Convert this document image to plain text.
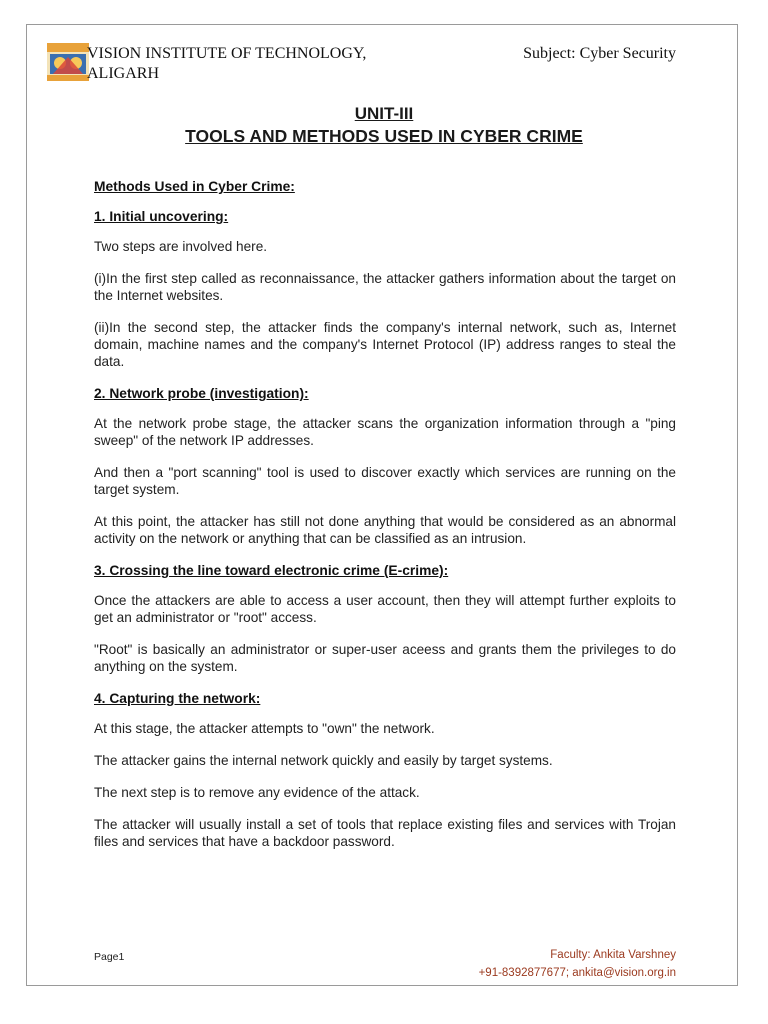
VISION INSTITUTE OF TECHNOLOGY,
ALIGARH
Subject: Cyber Security
UNIT-III
TOOLS AND METHODS USED IN CYBER CRIME
Methods Used in Cyber Crime:
1. Initial uncovering:

Two steps are involved here.

(i)In the first step called as reconnaissance, the attacker gathers information about the target on the Internet websites.

(ii)In the second step, the attacker finds the company's internal network, such as, Internet domain, machine names and the company's Internet Protocol (IP) address ranges to steal the data.

2. Network probe (investigation):

At the network probe stage, the attacker scans the organization information through a "ping sweep" of the network IP addresses.

And then a "port scanning" tool is used to discover exactly which services are running on the target system.

At this point, the attacker has still not done anything that would be considered as an abnormal activity on the network or anything that can be classified as an intrusion.

3. Crossing the line toward electronic crime (E-crime):

Once the attackers are able to access a user account, then they will attempt further exploits to get an administrator or "root" access.

"Root" is basically an administrator or super-user aceess and grants them the privileges to do anything on the system.

4. Capturing the network:

At this stage, the attacker attempts to "own" the network.

The attacker gains the internal network quickly and easily by target systems.

The next step is to remove any evidence of the attack.

The attacker will usually install a set of tools that replace existing files and services with Trojan files and services that have a backdoor password.

Page1	Faculty: Ankita Varshney
+91-8392877677; ankita@vision.org.in
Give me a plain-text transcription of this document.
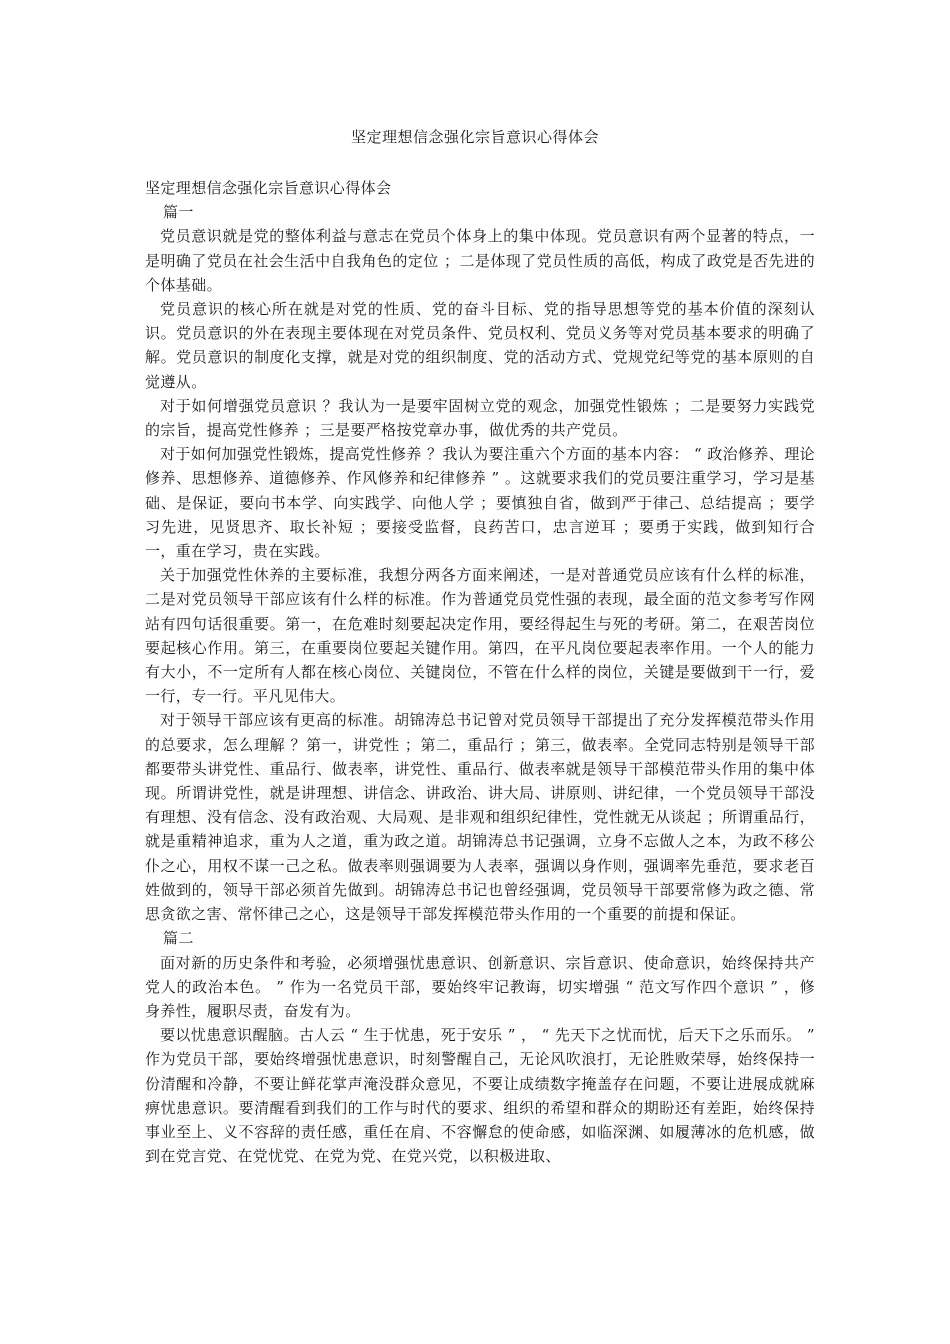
坚定理想信念强化宗旨意识心得体会

坚定理想信念强化宗旨意识心得体会

篇一

党员意识就是党的整体利益与意志在党员个体身上的集中体现。党员意识有两个显著的特点，一是明确了党员在社会生活中自我角色的定位 ；二是体现了党员性质的高低，构成了政党是否先进的个体基础。

党员意识的核心所在就是对党的性质、党的奋斗目标、党的指导思想等党的基本价值的深刻认识。党员意识的外在表现主要体现在对党员条件、党员权利、党员义务等对党员基本要求的明确了解。党员意识的制度化支撑，就是对党的组织制度、党的活动方式、党规党纪等党的基本原则的自觉遵从。

对于如何增强党员意识 ？我认为一是要牢固树立党的观念，加强党性锻炼 ；二是要努力实践党的宗旨，提高党性修养 ；三是要严格按党章办事，做优秀的共产党员。

对于如何加强党性锻炼，提高党性修养 ？我认为要注重六个方面的基本内容： “ 政治修养、理论修养、思想修养、道德修养、作风修养和纪律修养 ” 。这就要求我们的党员要注重学习，学习是基础、是保证，要向书本学、向实践学、向他人学 ；要慎独自省，做到严于律己、总结提高 ；要学习先进，见贤思齐、取长补短 ；要接受监督，良药苦口，忠言逆耳 ；要勇于实践，做到知行合一，重在学习，贵在实践。

关于加强党性休养的主要标准，我想分两各方面来阐述，一是对普通党员应该有什么样的标准，二是对党员领导干部应该有什么样的标准。作为普通党员党性强的表现，最全面的范文参考写作网站有四句话很重要。第一，在危难时刻要起决定作用，要经得起生与死的考研。第二，在艰苦岗位要起核心作用。第三，在重要岗位要起关键作用。第四，在平凡岗位要起表率作用。一个人的能力有大小，不一定所有人都在核心岗位、关键岗位，不管在什么样的岗位，关键是要做到干一行，爱一行，专一行。平凡见伟大。

对于领导干部应该有更高的标准。胡锦涛总书记曾对党员领导干部提出了充分发挥模范带头作用的总要求，怎么理解 ？第一，讲党性 ；第二，重品行 ；第三，做表率。全党同志特别是领导干部都要带头讲党性、重品行、做表率，讲党性、重品行、做表率就是领导干部模范带头作用的集中体现。所谓讲党性，就是讲理想、讲信念、讲政治、讲大局、讲原则、讲纪律，一个党员领导干部没有理想、没有信念、没有政治观、大局观、是非观和组织纪律性，党性就无从谈起 ；所谓重品行，就是重精神追求，重为人之道，重为政之道。胡锦涛总书记强调，立身不忘做人之本，为政不移公仆之心，用权不谋一己之私。做表率则强调要为人表率，强调以身作则，强调率先垂范，要求老百姓做到的，领导干部必须首先做到。胡锦涛总书记也曾经强调，党员领导干部要常修为政之德、常思贪欲之害、常怀律己之心，这是领导干部发挥模范带头作用的一个重要的前提和保证。

篇二

面对新的历史条件和考验，必须增强忧患意识、创新意识、宗旨意识、使命意识，始终保持共产党人的政治本色。 ” 作为一名党员干部，要始终牢记教诲，切实增强 “ 范文写作四个意识 ” ，修身养性，履职尽责，奋发有为。

要以忧患意识醒脑。古人云 “ 生于忧患，死于安乐 ” ， “ 先天下之忧而忧，后天下之乐而乐。 ” 作为党员干部，要始终增强忧患意识，时刻警醒自己，无论风吹浪打，无论胜败荣辱，始终保持一份清醒和冷静，不要让鲜花掌声淹没群众意见，不要让成绩数字掩盖存在问题，不要让进展成就麻痹忧患意识。要清醒看到我们的工作与时代的要求、组织的希望和群众的期盼还有差距，始终保持事业至上、义不容辞的责任感，重任在肩、不容懈怠的使命感，如临深渊、如履薄冰的危机感，做到在党言党、在党忧党、在党为党、在党兴党，以积极进取、
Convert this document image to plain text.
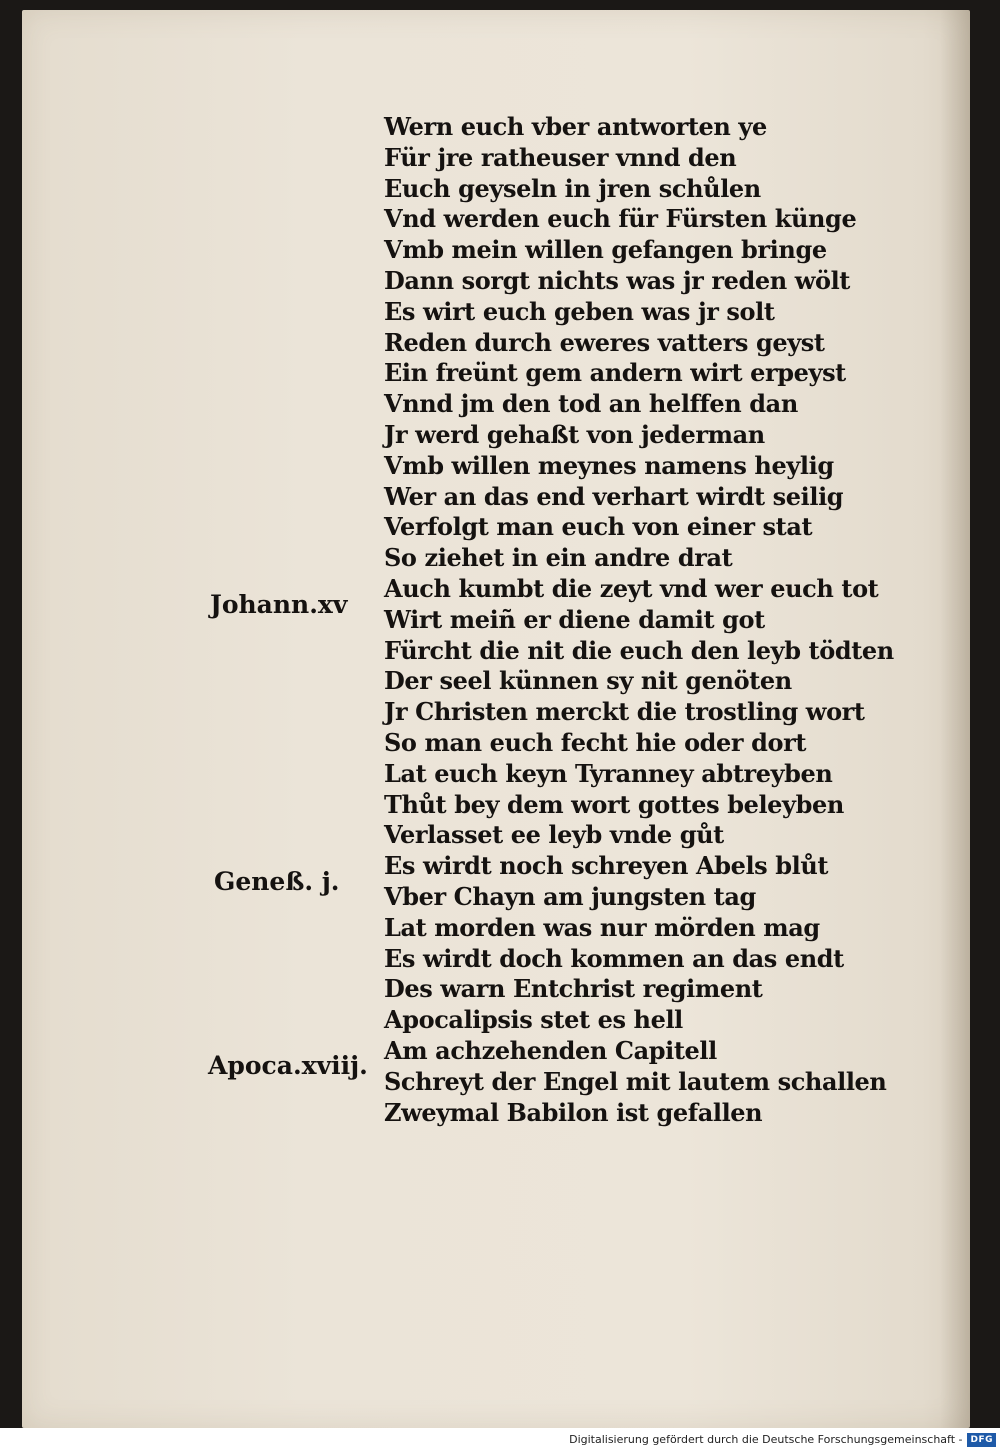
Wern euch vber antworten ye
Für jre ratheuser vnnd den
Euch geyseln in jren schůlen
Vnd werden euch für Fürsten künge
Vmb mein willen gefangen bringe
Dann sorgt nichts was jr reden wölt
Es wirt euch geben was jr solt
Reden durch eweres vatters geyst
Ein freünt gem andern wirt erpeyst
Vnnd jm den tod an helffen dan
Jr werd gehaßt von jederman
Vmb willen meynes namens heylig
Wer an das end verhart wirdt seilig
Verfolgt man euch von einer stat
So ziehet in ein andre drat
Auch kumbt die zeyt vnd wer euch tot
Wirt meiñ er diene damit got
Fürcht die nit die euch den leyb tödten
Der seel künnen sy nit genöten
Jr Christen merckt die trostling wort
So man euch fecht hie oder dort
Lat euch keyn Tyranney abtreyben
Thůt bey dem wort gottes beleyben
Verlasset ee leyb vnde gůt
Es wirdt noch schreyen Abels blůt
Vber Chayn am jungsten tag
Lat morden was nur mörden mag
Es wirdt doch kommen an das endt
Des warn Entchrist regiment
Apocalipsis stet es hell
Am achzehenden Capitell
Schreyt der Engel mit lautem schallen
Zweymal Babilon ist gefallen
Johann.xv
Geneß. j.
Apoca.xviij.
Digitalisierung gefördert durch die Deutsche Forschungsgemeinschaft - DFG
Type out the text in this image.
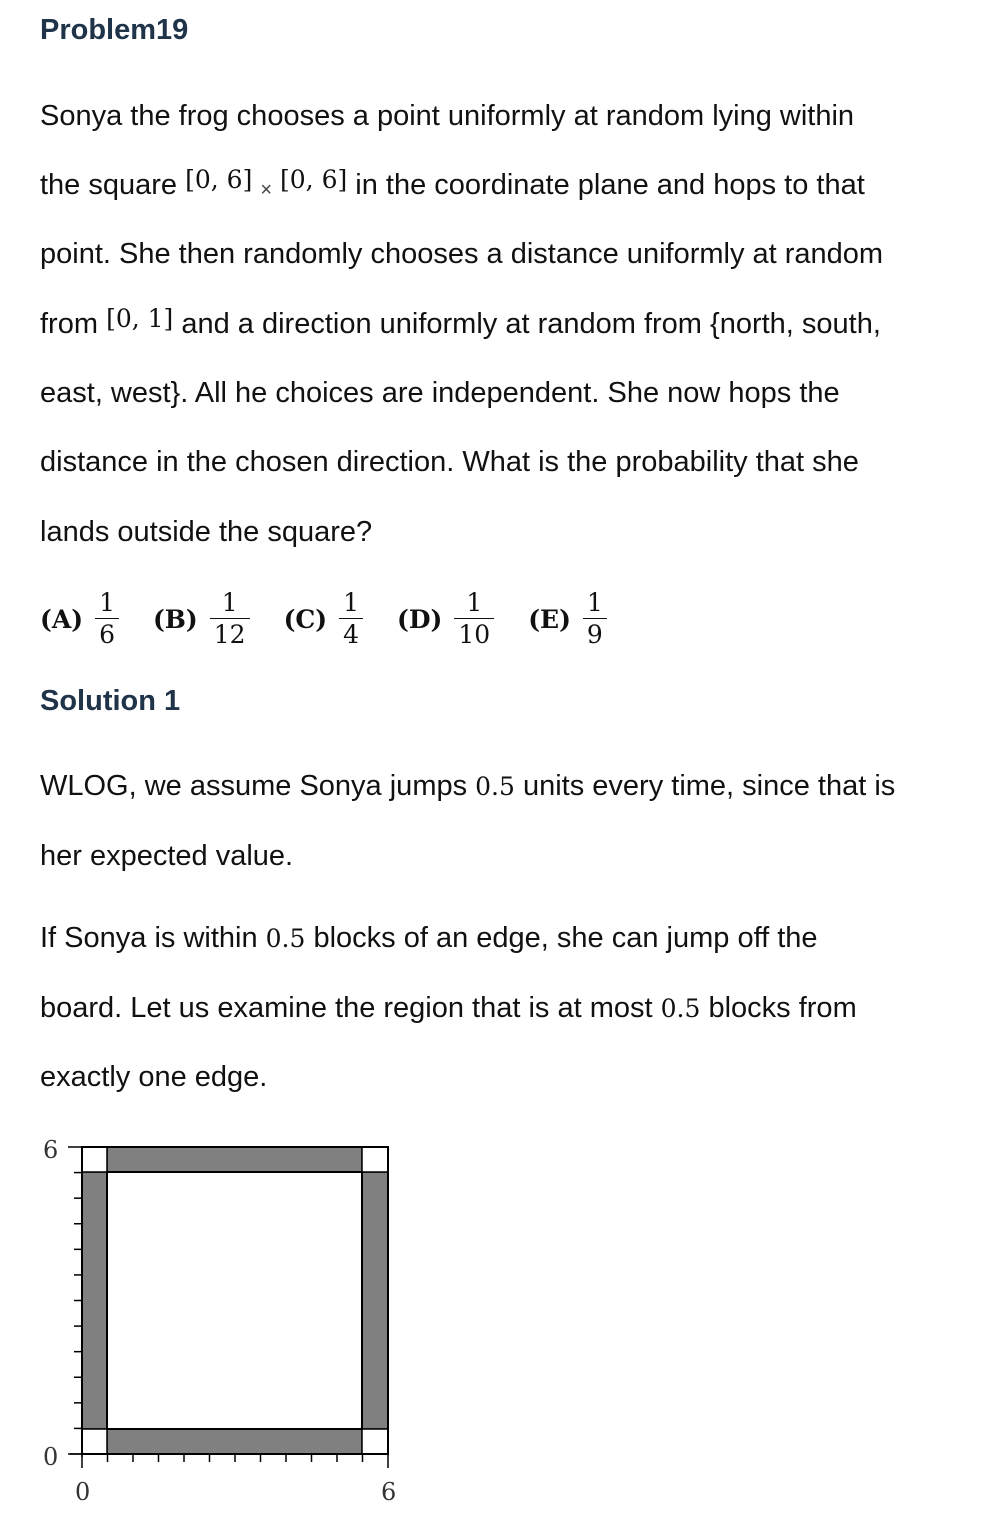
Problem19
Sonya the frog chooses a point uniformly at random lying within
the square [0, 6] × [0, 6] in the coordinate plane and hops to that
point. She then randomly chooses a distance uniformly at random
from [0, 1] and a direction uniformly at random from {north, south,
east, west}. All he choices are independent. She now hops the
distance in the chosen direction. What is the probability that she
lands outside the square?
$(A) \frac{1}{6} (B) \frac{1}{12} (C) \frac{1}{4} (D) \frac{1}{10} (E) \frac{1}{9}$
Solution 1
WLOG, we assume Sonya jumps 0.5 units every time, since that is
her expected value.
If Sonya is within 0.5 blocks of an edge, she can jump off the
board. Let us examine the region that is at most 0.5 blocks from
exactly one edge.
6
0
0	6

● ● ● ●

## [GOAL]
Transcribe the listing in full. Omit the pictures and keep every line exact.

## [SOLVED EXERCISE]
Convert this document image to plain text.
VISION INSTITUTE OF TECHNOLOGY,
ALIGARH
Subject: Cyber Security
UNIT-III
TOOLS AND METHODS USED IN CYBER CRIME
Methods Used in Cyber Crime:
1. Initial uncovering:

Two steps are involved here.

(i)In the first step called as reconnaissance, the attacker gathers information about the target on the Internet websites.

(ii)In the second step, the attacker finds the company's internal network, such as, Internet domain, machine names and the company's Internet Protocol (IP) address ranges to steal the data.

2. Network probe (investigation):

At the network probe stage, the attacker scans the organization information through a "ping sweep" of the network IP addresses.

And then a "port scanning" tool is used to discover exactly which services are running on the target system.

At this point, the attacker has still not done anything that would be considered as an abnormal activity on the network or anything that can be classified as an intrusion.

3. Crossing the line toward electronic crime (E-crime):

Once the attackers are able to access a user account, then they will attempt further exploits to get an administrator or "root" access.

"Root" is basically an administrator or super-user aceess and grants them the privileges to do anything on the system.

4. Capturing the network:

At this stage, the attacker attempts to "own" the network.

The attacker gains the internal network quickly and easily by target systems.

The next step is to remove any evidence of the attack.

The attacker will usually install a set of tools that replace existing files and services with Trojan files and services that have a backdoor password.

Page1	Faculty: Ankita Varshney
+91-8392877677; ankita@vision.org.in
Give me a plain-text transcription of this document.
坚定理想信念强化宗旨意识心得体会

坚定理想信念强化宗旨意识心得体会

篇一

党员意识就是党的整体利益与意志在党员个体身上的集中体现。党员意识有两个显著的特点，一是明确了党员在社会生活中自我角色的定位 ；二是体现了党员性质的高低，构成了政党是否先进的个体基础。

党员意识的核心所在就是对党的性质、党的奋斗目标、党的指导思想等党的基本价值的深刻认识。党员意识的外在表现主要体现在对党员条件、党员权利、党员义务等对党员基本要求的明确了解。党员意识的制度化支撑，就是对党的组织制度、党的活动方式、党规党纪等党的基本原则的自觉遵从。

对于如何增强党员意识 ？我认为一是要牢固树立党的观念，加强党性锻炼 ；二是要努力实践党的宗旨，提高党性修养 ；三是要严格按党章办事，做优秀的共产党员。

对于如何加强党性锻炼，提高党性修养 ？我认为要注重六个方面的基本内容： “ 政治修养、理论修养、思想修养、道德修养、作风修养和纪律修养 ” 。这就要求我们的党员要注重学习，学习是基础、是保证，要向书本学、向实践学、向他人学 ；要慎独自省，做到严于律己、总结提高 ；要学习先进，见贤思齐、取长补短 ；要接受监督，良药苦口，忠言逆耳 ；要勇于实践，做到知行合一，重在学习，贵在实践。

关于加强党性休养的主要标准，我想分两各方面来阐述，一是对普通党员应该有什么样的标准，二是对党员领导干部应该有什么样的标准。作为普通党员党性强的表现，最全面的范文参考写作网站有四句话很重要。第一，在危难时刻要起决定作用，要经得起生与死的考研。第二，在艰苦岗位要起核心作用。第三，在重要岗位要起关键作用。第四，在平凡岗位要起表率作用。一个人的能力有大小，不一定所有人都在核心岗位、关键岗位，不管在什么样的岗位，关键是要做到干一行，爱一行，专一行。平凡见伟大。

对于领导干部应该有更高的标准。胡锦涛总书记曾对党员领导干部提出了充分发挥模范带头作用的总要求，怎么理解 ？第一，讲党性 ；第二，重品行 ；第三，做表率。全党同志特别是领导干部都要带头讲党性、重品行、做表率，讲党性、重品行、做表率就是领导干部模范带头作用的集中体现。所谓讲党性，就是讲理想、讲信念、讲政治、讲大局、讲原则、讲纪律，一个党员领导干部没有理想、没有信念、没有政治观、大局观、是非观和组织纪律性，党性就无从谈起 ；所谓重品行，就是重精神追求，重为人之道，重为政之道。胡锦涛总书记强调，立身不忘做人之本，为政不移公仆之心，用权不谋一己之私。做表率则强调要为人表率，强调以身作则，强调率先垂范，要求老百姓做到的，领导干部必须首先做到。胡锦涛总书记也曾经强调，党员领导干部要常修为政之德、常思贪欲之害、常怀律己之心，这是领导干部发挥模范带头作用的一个重要的前提和保证。

篇二

面对新的历史条件和考验，必须增强忧患意识、创新意识、宗旨意识、使命意识，始终保持共产党人的政治本色。 ” 作为一名党员干部，要始终牢记教诲，切实增强 “ 范文写作四个意识 ” ，修身养性，履职尽责，奋发有为。

要以忧患意识醒脑。古人云 “ 生于忧患，死于安乐 ” ， “ 先天下之忧而忧，后天下之乐而乐。 ” 作为党员干部，要始终增强忧患意识，时刻警醒自己，无论风吹浪打，无论胜败荣辱，始终保持一份清醒和冷静，不要让鲜花掌声淹没群众意见，不要让成绩数字掩盖存在问题，不要让进展成就麻痹忧患意识。要清醒看到我们的工作与时代的要求、组织的希望和群众的期盼还有差距，始终保持事业至上、义不容辞的责任感，重任在肩、不容懈怠的使命感，如临深渊、如履薄冰的危机感，做到在党言党、在党忧党、在党为党、在党兴党，以积极进取、
Convert this document image to plain text.
Wern euch vber antworten ye
Für jre ratheuser vnnd den
Euch geyseln in jren schůlen
Vnd werden euch für Fürsten künge
Vmb mein willen gefangen bringe
Dann sorgt nichts was jr reden wölt
Es wirt euch geben was jr solt
Reden durch eweres vatters geyst
Ein freünt gem andern wirt erpeyst
Vnnd jm den tod an helffen dan
Jr werd gehaßt von jederman
Vmb willen meynes namens heylig
Wer an das end verhart wirdt seilig
Verfolgt man euch von einer stat
So ziehet in ein andre drat
Auch kumbt die zeyt vnd wer euch tot
Wirt meiñ er diene damit got
Fürcht die nit die euch den leyb tödten
Der seel künnen sy nit genöten
Jr Christen merckt die trostling wort
So man euch fecht hie oder dort
Lat euch keyn Tyranney abtreyben
Thůt bey dem wort gottes beleyben
Verlasset ee leyb vnde gůt
Es wirdt noch schreyen Abels blůt
Vber Chayn am jungsten tag
Lat morden was nur mörden mag
Es wirdt doch kommen an das endt
Des warn Entchrist regiment
Apocalipsis stet es hell
Am achzehenden Capitell
Schreyt der Engel mit lautem schallen
Zweymal Babilon ist gefallen
Johann.xv
Geneß. j.
Apoca.xviij.
Digitalisierung gefördert durch die Deutsche Forschungsgemeinschaft - DFG
Type out the text in this image.
Problem19
Sonya the frog chooses a point uniformly at random lying within
the square [0, 6] × [0, 6] in the coordinate plane and hops to that
point. She then randomly chooses a distance uniformly at random
from [0, 1] and a direction uniformly at random from {north, south,
east, west}. All he choices are independent. She now hops the
distance in the chosen direction. What is the probability that she
lands outside the square?
$(A) \frac{1}{6} (B) \frac{1}{12} (C) \frac{1}{4} (D) \frac{1}{10} (E) \frac{1}{9}$
Solution 1
WLOG, we assume Sonya jumps 0.5 units every time, since that is
her expected value.
If Sonya is within 0.5 blocks of an edge, she can jump off the
board. Let us examine the region that is at most 0.5 blocks from
exactly one edge.
6
0
0	6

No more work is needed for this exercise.